* Dataset excerpts *
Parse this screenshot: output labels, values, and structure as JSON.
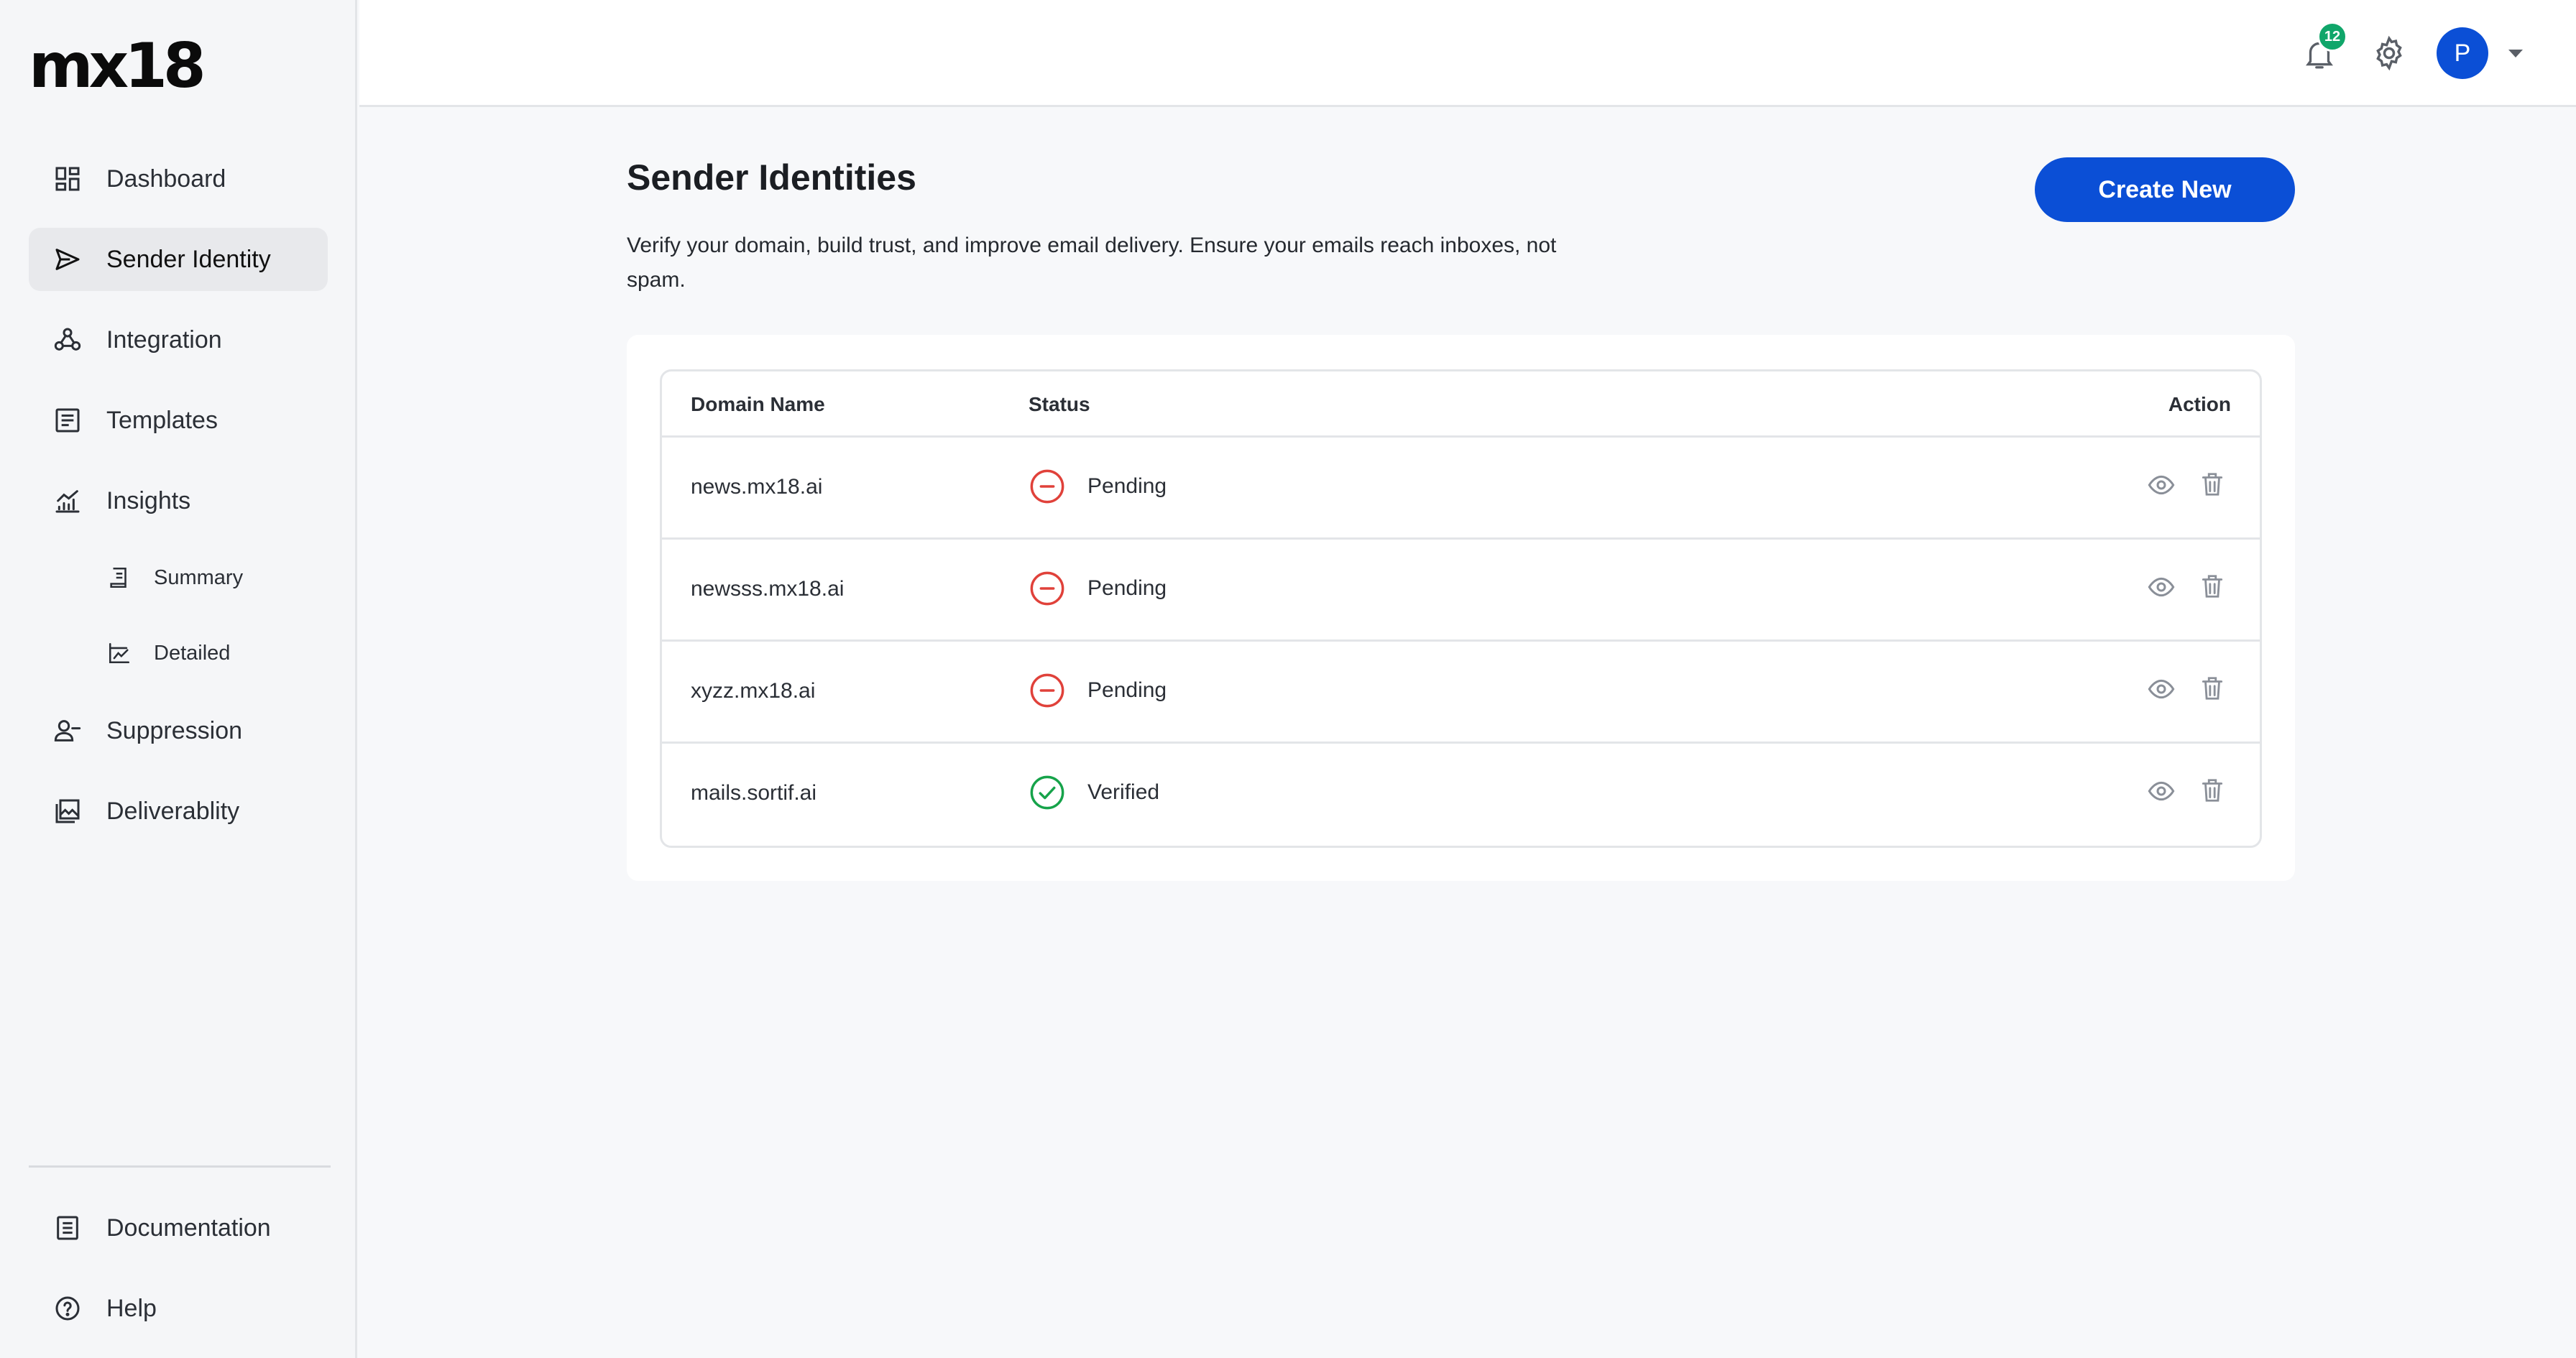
{
  "app": {
    "logo": "mx18"
  },
  "sidebar": {
    "items": [
      {
        "label": "Dashboard",
        "icon": "dashboard-icon"
      },
      {
        "label": "Sender Identity",
        "icon": "send-icon",
        "active": true
      },
      {
        "label": "Integration",
        "icon": "webhook-icon"
      },
      {
        "label": "Templates",
        "icon": "template-icon"
      },
      {
        "label": "Insights",
        "icon": "chart-icon"
      },
      {
        "label": "Summary",
        "icon": "receipt-icon"
      },
      {
        "label": "Detailed",
        "icon": "line-chart-icon"
      },
      {
        "label": "Suppression",
        "icon": "user-minus-icon"
      },
      {
        "label": "Deliverablity",
        "icon": "gallery-icon"
      }
    ],
    "footer": [
      {
        "label": "Documentation",
        "icon": "document-icon"
      },
      {
        "label": "Help",
        "icon": "help-icon"
      }
    ]
  },
  "topbar": {
    "notifications": "12",
    "avatar_initial": "P"
  },
  "main": {
    "title": "Sender Identities",
    "description": "Verify your domain, build trust, and improve email delivery. Ensure your emails reach inboxes, not spam.",
    "create_label": "Create New",
    "table": {
      "headers": {
        "domain": "Domain Name",
        "status": "Status",
        "action": "Action"
      },
      "rows": [
        {
          "domain": "news.mx18.ai",
          "status": "Pending"
        },
        {
          "domain": "newsss.mx18.ai",
          "status": "Pending"
        },
        {
          "domain": "xyzz.mx18.ai",
          "status": "Pending"
        },
        {
          "domain": "mails.sortif.ai",
          "status": "Verified"
        }
      ]
    }
  },
  "colors": {
    "accent": "#0b4fd6",
    "pending": "#e0413a",
    "verified": "#16a34a",
    "badge": "#10a66a"
  }
}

* Work required *
Leave out the pictures and transcribe everything else exactly.

* Exercise result *
Parse this screenshot: output labels, values, and structure as JSON.
{
  "app": {
    "logo": "mx18"
  },
  "sidebar": {
    "items": [
      {
        "label": "Dashboard",
        "icon": "dashboard-icon"
      },
      {
        "label": "Sender Identity",
        "icon": "send-icon",
        "active": true
      },
      {
        "label": "Integration",
        "icon": "webhook-icon"
      },
      {
        "label": "Templates",
        "icon": "template-icon"
      },
      {
        "label": "Insights",
        "icon": "chart-icon"
      },
      {
        "label": "Summary",
        "icon": "receipt-icon"
      },
      {
        "label": "Detailed",
        "icon": "line-chart-icon"
      },
      {
        "label": "Suppression",
        "icon": "user-minus-icon"
      },
      {
        "label": "Deliverablity",
        "icon": "gallery-icon"
      }
    ],
    "footer": [
      {
        "label": "Documentation",
        "icon": "document-icon"
      },
      {
        "label": "Help",
        "icon": "help-icon"
      }
    ]
  },
  "topbar": {
    "notifications": "12",
    "avatar_initial": "P"
  },
  "main": {
    "title": "Sender Identities",
    "description": "Verify your domain, build trust, and improve email delivery. Ensure your emails reach inboxes, not spam.",
    "create_label": "Create New",
    "table": {
      "headers": {
        "domain": "Domain Name",
        "status": "Status",
        "action": "Action"
      },
      "rows": [
        {
          "domain": "news.mx18.ai",
          "status": "Pending"
        },
        {
          "domain": "newsss.mx18.ai",
          "status": "Pending"
        },
        {
          "domain": "xyzz.mx18.ai",
          "status": "Pending"
        },
        {
          "domain": "mails.sortif.ai",
          "status": "Verified"
        }
      ]
    }
  },
  "colors": {
    "accent": "#0b4fd6",
    "pending": "#e0413a",
    "verified": "#16a34a",
    "badge": "#10a66a"
  }
}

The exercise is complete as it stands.